TASK PROMPT ▸ List each line of the data that holds the string "Windows", please.

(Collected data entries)

• • • • • • •

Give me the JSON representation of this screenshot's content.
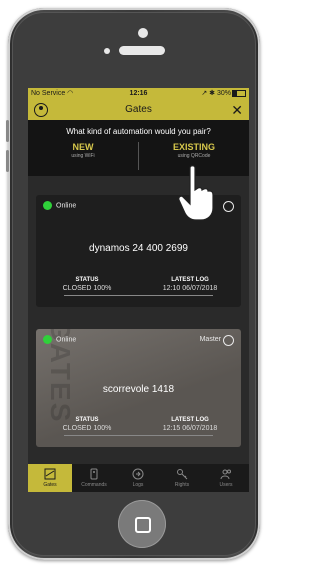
{
  "statusbar": {
    "carrier": "No Service",
    "time": "12:16",
    "battery": "30%"
  },
  "header": {
    "title": "Gates"
  },
  "pair": {
    "question": "What kind of automation would you pair?",
    "new_label": "NEW",
    "new_sub": "using WiFi",
    "existing_label": "EXISTING",
    "existing_sub": "using QRCode"
  },
  "gates": [
    {
      "online": "Online",
      "name": "dynamos 24 400 2699",
      "status_label": "STATUS",
      "status_value": "CLOSED 100%",
      "log_label": "LATEST LOG",
      "log_value": "12:10 06/07/2018"
    },
    {
      "online": "Online",
      "role": "Master",
      "name": "scorrevole 1418",
      "status_label": "STATUS",
      "status_value": "CLOSED 100%",
      "log_label": "LATEST LOG",
      "log_value": "12:15 06/07/2018"
    }
  ],
  "tabs": [
    {
      "label": "Gates",
      "icon": "gate-icon",
      "active": true
    },
    {
      "label": "Commands",
      "icon": "remote-icon"
    },
    {
      "label": "Logs",
      "icon": "logs-icon"
    },
    {
      "label": "Rights",
      "icon": "key-icon"
    },
    {
      "label": "Users",
      "icon": "users-icon"
    }
  ],
  "colors": {
    "accent": "#c5b93a",
    "online": "#2fd13a",
    "highlight": "#d7c84c"
  }
}
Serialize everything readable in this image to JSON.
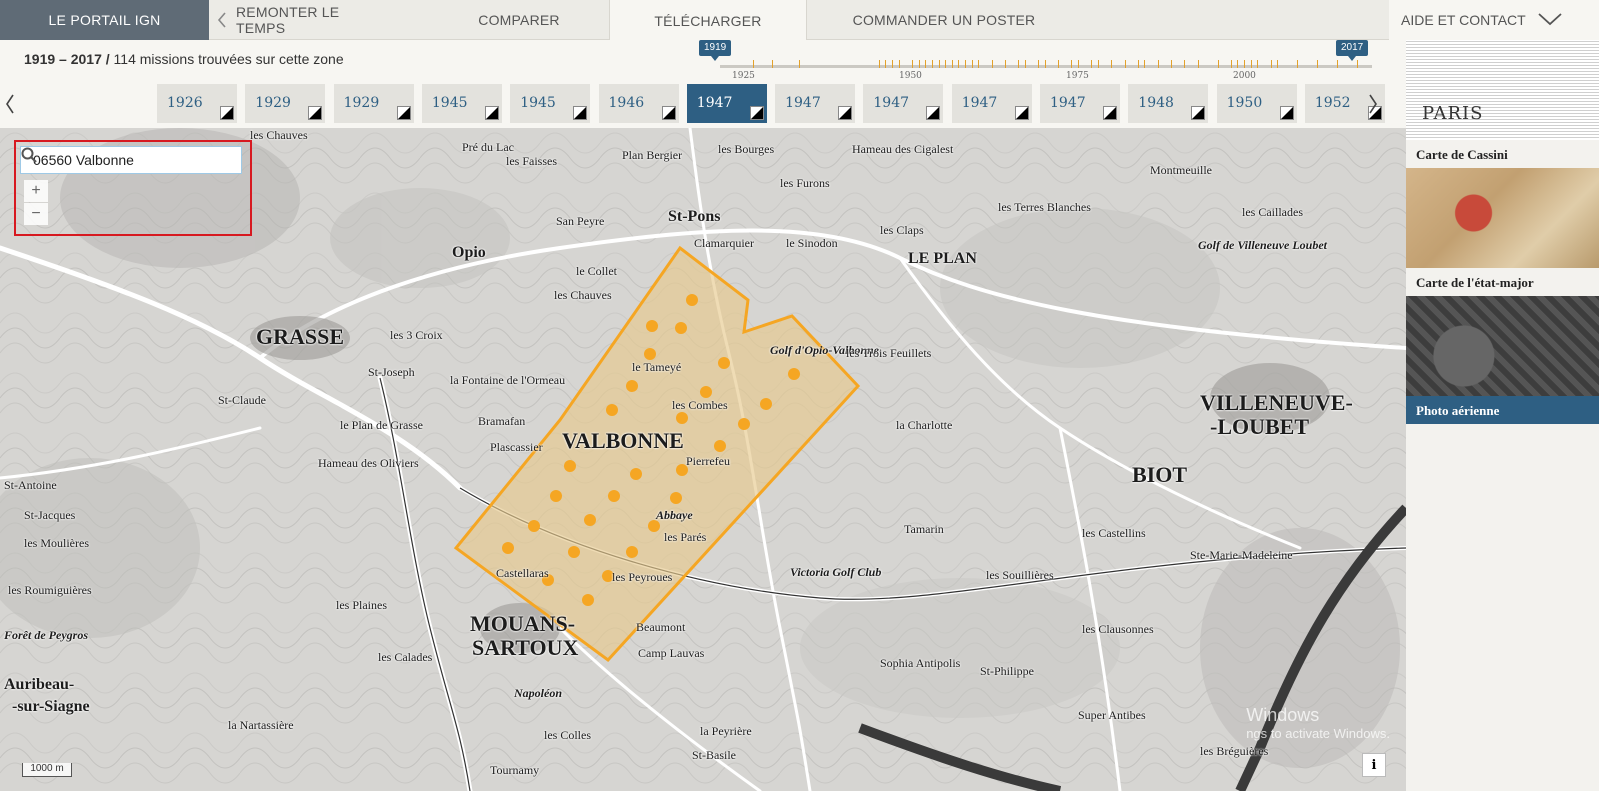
{
  "nav": {
    "brand": "LE PORTAIL IGN",
    "tabs": [
      {
        "label": "REMONTER LE TEMPS"
      },
      {
        "label": "COMPARER"
      },
      {
        "label": "TÉLÉCHARGER"
      },
      {
        "label": "COMMANDER UN POSTER"
      }
    ],
    "help": "AIDE ET CONTACT",
    "active_tab": "TÉLÉCHARGER"
  },
  "missions": {
    "range": "1919 – 2017 /",
    "count_text": "114 missions trouvées sur cette zone"
  },
  "timeline": {
    "start_badge": "1919",
    "end_badge": "2017",
    "labels": [
      "1925",
      "1950",
      "1975",
      "2000"
    ],
    "start_year": 1919,
    "end_year": 2017,
    "marked_years": [
      1926,
      1929,
      1933,
      1945,
      1946,
      1947,
      1948,
      1950,
      1951,
      1952,
      1953,
      1954,
      1955,
      1956,
      1957,
      1958,
      1959,
      1960,
      1962,
      1964,
      1966,
      1967,
      1969,
      1970,
      1972,
      1974,
      1975,
      1977,
      1978,
      1980,
      1982,
      1984,
      1985,
      1987,
      1989,
      1991,
      1993,
      1996,
      1998,
      1999,
      2000,
      2001,
      2002,
      2004,
      2005,
      2008,
      2011,
      2014,
      2017
    ]
  },
  "years": [
    {
      "label": "1926",
      "active": false
    },
    {
      "label": "1929",
      "active": false
    },
    {
      "label": "1929",
      "active": false
    },
    {
      "label": "1945",
      "active": false
    },
    {
      "label": "1945",
      "active": false
    },
    {
      "label": "1946",
      "active": false
    },
    {
      "label": "1947",
      "active": true
    },
    {
      "label": "1947",
      "active": false
    },
    {
      "label": "1947",
      "active": false
    },
    {
      "label": "1947",
      "active": false
    },
    {
      "label": "1947",
      "active": false
    },
    {
      "label": "1948",
      "active": false
    },
    {
      "label": "1950",
      "active": false
    },
    {
      "label": "1952",
      "active": false
    }
  ],
  "search": {
    "value": "06560 Valbonne"
  },
  "zoom": {
    "in": "+",
    "out": "−"
  },
  "map": {
    "scale": "1000 m",
    "info": "i",
    "watermark_title": "Windows",
    "watermark_text": "ngs to activate Windows.",
    "labels": [
      {
        "text": "GRASSE",
        "cls": "ml-big"
      },
      {
        "text": "VALBONNE",
        "cls": "ml-big"
      },
      {
        "text": "LE PLAN",
        "cls": "ml-med"
      },
      {
        "text": "Opio",
        "cls": "ml-med"
      },
      {
        "text": "St-Pons",
        "cls": "ml-med"
      },
      {
        "text": "VILLENEUVE-",
        "cls": "ml-big"
      },
      {
        "text": "-LOUBET",
        "cls": "ml-big"
      },
      {
        "text": "BIOT",
        "cls": "ml-big"
      },
      {
        "text": "MOUANS-",
        "cls": "ml-big"
      },
      {
        "text": "SARTOUX",
        "cls": "ml-big"
      },
      {
        "text": "Auribeau-",
        "cls": "ml-med"
      },
      {
        "text": "-sur-Siagne",
        "cls": "ml-med"
      },
      {
        "text": "les Chauves",
        "cls": "ml-sm"
      },
      {
        "text": "Pré du Lac",
        "cls": "ml-sm"
      },
      {
        "text": "les Faisses",
        "cls": "ml-sm"
      },
      {
        "text": "Plan Bergier",
        "cls": "ml-sm"
      },
      {
        "text": "les Bourges",
        "cls": "ml-sm"
      },
      {
        "text": "Clamarquier",
        "cls": "ml-sm"
      },
      {
        "text": "le Sinodon",
        "cls": "ml-sm"
      },
      {
        "text": "le Tameyé",
        "cls": "ml-sm"
      },
      {
        "text": "les Combes",
        "cls": "ml-sm"
      },
      {
        "text": "Pierrefeu",
        "cls": "ml-sm"
      },
      {
        "text": "Abbaye",
        "cls": "ml-it"
      },
      {
        "text": "les Parés",
        "cls": "ml-sm"
      },
      {
        "text": "les Peyroues",
        "cls": "ml-sm"
      },
      {
        "text": "Castellaras",
        "cls": "ml-sm"
      },
      {
        "text": "Beaumont",
        "cls": "ml-sm"
      },
      {
        "text": "Camp Lauvas",
        "cls": "ml-sm"
      },
      {
        "text": "St-Antoine",
        "cls": "ml-sm"
      },
      {
        "text": "St-Claude",
        "cls": "ml-sm"
      },
      {
        "text": "St-Jacques",
        "cls": "ml-sm"
      },
      {
        "text": "les Moulières",
        "cls": "ml-sm"
      },
      {
        "text": "les Roumiguières",
        "cls": "ml-sm"
      },
      {
        "text": "Forêt de Peygros",
        "cls": "ml-it"
      },
      {
        "text": "Golf d'Opio-Valbonne",
        "cls": "ml-it"
      },
      {
        "text": "Golf de Villeneuve Loubet",
        "cls": "ml-it"
      },
      {
        "text": "Victoria Golf Club",
        "cls": "ml-it"
      },
      {
        "text": "les Trois Feuillets",
        "cls": "ml-sm"
      },
      {
        "text": "la Charlotte",
        "cls": "ml-sm"
      },
      {
        "text": "les Castellins",
        "cls": "ml-sm"
      },
      {
        "text": "Ste-Marie-Madeleine",
        "cls": "ml-sm"
      },
      {
        "text": "les Clausonnes",
        "cls": "ml-sm"
      },
      {
        "text": "Sophia Antipolis",
        "cls": "ml-sm"
      },
      {
        "text": "St-Philippe",
        "cls": "ml-sm"
      },
      {
        "text": "les Souillières",
        "cls": "ml-sm"
      },
      {
        "text": "Tamarin",
        "cls": "ml-sm"
      },
      {
        "text": "la Peyrière",
        "cls": "ml-sm"
      },
      {
        "text": "St-Basile",
        "cls": "ml-sm"
      },
      {
        "text": "Super Antibes",
        "cls": "ml-sm"
      },
      {
        "text": "les Bréguières",
        "cls": "ml-sm"
      },
      {
        "text": "Tournamy",
        "cls": "ml-sm"
      },
      {
        "text": "les Colles",
        "cls": "ml-sm"
      },
      {
        "text": "Napoléon",
        "cls": "ml-it"
      },
      {
        "text": "la Nartassière",
        "cls": "ml-sm"
      },
      {
        "text": "les Calades",
        "cls": "ml-sm"
      },
      {
        "text": "les Plaines",
        "cls": "ml-sm"
      },
      {
        "text": "Hameau des Oliviers",
        "cls": "ml-sm"
      },
      {
        "text": "le Plan de Grasse",
        "cls": "ml-sm"
      },
      {
        "text": "Plascassier",
        "cls": "ml-sm"
      },
      {
        "text": "Bramafan",
        "cls": "ml-sm"
      },
      {
        "text": "la Fontaine de l'Ormeau",
        "cls": "ml-sm"
      },
      {
        "text": "St-Joseph",
        "cls": "ml-sm"
      },
      {
        "text": "les 3 Croix",
        "cls": "ml-sm"
      },
      {
        "text": "les Chauves",
        "cls": "ml-sm"
      },
      {
        "text": "le Collet",
        "cls": "ml-sm"
      },
      {
        "text": "San Peyre",
        "cls": "ml-sm"
      },
      {
        "text": "Montmeuille",
        "cls": "ml-sm"
      },
      {
        "text": "les Caillades",
        "cls": "ml-sm"
      },
      {
        "text": "les Terres Blanches",
        "cls": "ml-sm"
      },
      {
        "text": "les Claps",
        "cls": "ml-sm"
      },
      {
        "text": "les Furons",
        "cls": "ml-sm"
      },
      {
        "text": "Hameau des Cigalest",
        "cls": "ml-sm"
      }
    ]
  },
  "layers": [
    {
      "label": "Carte de Cassini",
      "thumb_text": "PARIS",
      "active": false
    },
    {
      "label": "Carte de l'état-major",
      "active": false
    },
    {
      "label": "Photo aérienne",
      "active": true
    }
  ],
  "colors": {
    "accent": "#2e5f83",
    "brand_bg": "#5f6b76",
    "selection": "#f5a623",
    "highlight_border": "#d71920"
  }
}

• • • • • • •

ANSWER TO THIS TASK ▸
    "watermark_title": "Windows",
    "watermark_text": "ngs to activate Windows.",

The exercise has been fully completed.